WRITTEN PROBLEM: Gather every line that includes the word "text", please.

[Records from a collection of figures]

· · ·

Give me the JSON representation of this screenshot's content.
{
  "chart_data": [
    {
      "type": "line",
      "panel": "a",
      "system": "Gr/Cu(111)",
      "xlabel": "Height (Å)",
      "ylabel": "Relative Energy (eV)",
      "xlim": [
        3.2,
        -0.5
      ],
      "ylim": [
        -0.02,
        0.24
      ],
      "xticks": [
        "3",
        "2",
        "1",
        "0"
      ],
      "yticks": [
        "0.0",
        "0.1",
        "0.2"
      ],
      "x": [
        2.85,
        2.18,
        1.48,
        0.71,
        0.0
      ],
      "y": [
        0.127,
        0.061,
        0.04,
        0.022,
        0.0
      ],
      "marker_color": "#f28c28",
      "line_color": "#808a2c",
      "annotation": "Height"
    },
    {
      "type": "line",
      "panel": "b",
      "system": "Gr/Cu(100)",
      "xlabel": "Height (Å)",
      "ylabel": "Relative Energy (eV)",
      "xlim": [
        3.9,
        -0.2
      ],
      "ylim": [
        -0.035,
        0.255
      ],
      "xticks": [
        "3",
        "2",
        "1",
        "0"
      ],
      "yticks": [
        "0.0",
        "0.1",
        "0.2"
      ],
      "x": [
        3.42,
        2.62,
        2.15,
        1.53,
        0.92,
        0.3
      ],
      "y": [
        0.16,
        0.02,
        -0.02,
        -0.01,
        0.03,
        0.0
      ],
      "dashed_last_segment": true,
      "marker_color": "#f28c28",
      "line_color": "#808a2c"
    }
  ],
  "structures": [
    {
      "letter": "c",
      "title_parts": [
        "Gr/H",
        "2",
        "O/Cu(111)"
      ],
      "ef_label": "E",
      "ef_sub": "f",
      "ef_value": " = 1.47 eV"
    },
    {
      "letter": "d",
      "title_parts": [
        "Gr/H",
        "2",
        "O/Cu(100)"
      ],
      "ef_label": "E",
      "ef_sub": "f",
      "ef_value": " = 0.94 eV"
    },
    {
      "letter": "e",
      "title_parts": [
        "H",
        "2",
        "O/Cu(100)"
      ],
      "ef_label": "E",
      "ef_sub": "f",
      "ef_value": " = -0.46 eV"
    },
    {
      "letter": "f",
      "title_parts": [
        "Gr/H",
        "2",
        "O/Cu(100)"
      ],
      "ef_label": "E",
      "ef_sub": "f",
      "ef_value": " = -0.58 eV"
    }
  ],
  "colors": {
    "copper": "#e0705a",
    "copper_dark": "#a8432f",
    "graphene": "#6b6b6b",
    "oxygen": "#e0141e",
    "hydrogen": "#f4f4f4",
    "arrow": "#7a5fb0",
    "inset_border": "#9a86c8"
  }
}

· · ·

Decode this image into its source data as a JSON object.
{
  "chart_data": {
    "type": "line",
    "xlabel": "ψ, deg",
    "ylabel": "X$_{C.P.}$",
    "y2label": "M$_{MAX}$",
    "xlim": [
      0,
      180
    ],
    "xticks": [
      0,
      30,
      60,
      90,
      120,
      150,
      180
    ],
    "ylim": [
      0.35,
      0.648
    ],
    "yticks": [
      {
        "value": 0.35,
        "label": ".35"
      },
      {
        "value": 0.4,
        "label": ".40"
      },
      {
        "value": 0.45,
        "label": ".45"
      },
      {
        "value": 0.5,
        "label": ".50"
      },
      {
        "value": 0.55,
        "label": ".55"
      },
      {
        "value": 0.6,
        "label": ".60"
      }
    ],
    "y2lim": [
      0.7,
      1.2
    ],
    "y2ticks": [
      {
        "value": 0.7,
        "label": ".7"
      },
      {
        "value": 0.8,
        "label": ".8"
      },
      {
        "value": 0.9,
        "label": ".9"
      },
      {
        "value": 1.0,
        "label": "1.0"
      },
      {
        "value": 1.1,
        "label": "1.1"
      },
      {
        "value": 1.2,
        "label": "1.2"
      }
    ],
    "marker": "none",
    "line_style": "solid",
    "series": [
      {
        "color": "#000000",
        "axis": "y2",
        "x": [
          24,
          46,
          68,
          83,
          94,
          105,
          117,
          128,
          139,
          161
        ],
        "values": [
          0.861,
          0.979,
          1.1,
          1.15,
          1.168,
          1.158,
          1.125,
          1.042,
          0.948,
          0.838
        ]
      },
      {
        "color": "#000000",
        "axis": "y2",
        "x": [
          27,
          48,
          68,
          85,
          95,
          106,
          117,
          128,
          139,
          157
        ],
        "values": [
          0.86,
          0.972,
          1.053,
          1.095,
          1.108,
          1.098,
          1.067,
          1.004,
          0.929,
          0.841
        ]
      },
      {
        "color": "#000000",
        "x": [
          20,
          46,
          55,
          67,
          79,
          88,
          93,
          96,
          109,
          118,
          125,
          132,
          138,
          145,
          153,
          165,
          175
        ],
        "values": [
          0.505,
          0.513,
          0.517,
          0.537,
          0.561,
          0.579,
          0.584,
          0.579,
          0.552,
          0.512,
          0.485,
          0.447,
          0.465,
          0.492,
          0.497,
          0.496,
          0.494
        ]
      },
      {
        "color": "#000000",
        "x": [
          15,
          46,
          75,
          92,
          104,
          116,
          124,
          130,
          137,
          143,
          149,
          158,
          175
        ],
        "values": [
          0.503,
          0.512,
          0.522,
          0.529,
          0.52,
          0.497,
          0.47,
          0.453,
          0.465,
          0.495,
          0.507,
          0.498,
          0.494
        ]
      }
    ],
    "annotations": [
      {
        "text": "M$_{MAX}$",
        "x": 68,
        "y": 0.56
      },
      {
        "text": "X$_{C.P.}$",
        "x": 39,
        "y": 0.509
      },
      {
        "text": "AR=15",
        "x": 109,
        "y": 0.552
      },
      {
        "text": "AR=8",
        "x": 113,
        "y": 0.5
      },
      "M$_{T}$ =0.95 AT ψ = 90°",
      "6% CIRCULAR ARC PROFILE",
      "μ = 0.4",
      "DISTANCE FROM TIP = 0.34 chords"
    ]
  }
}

· · ·

REPLY TO THE TASK:
        "text": "M$_{MAX}$",
        "text": "X$_{C.P.}$",
        "text": "AR=15",
        "text": "AR=8",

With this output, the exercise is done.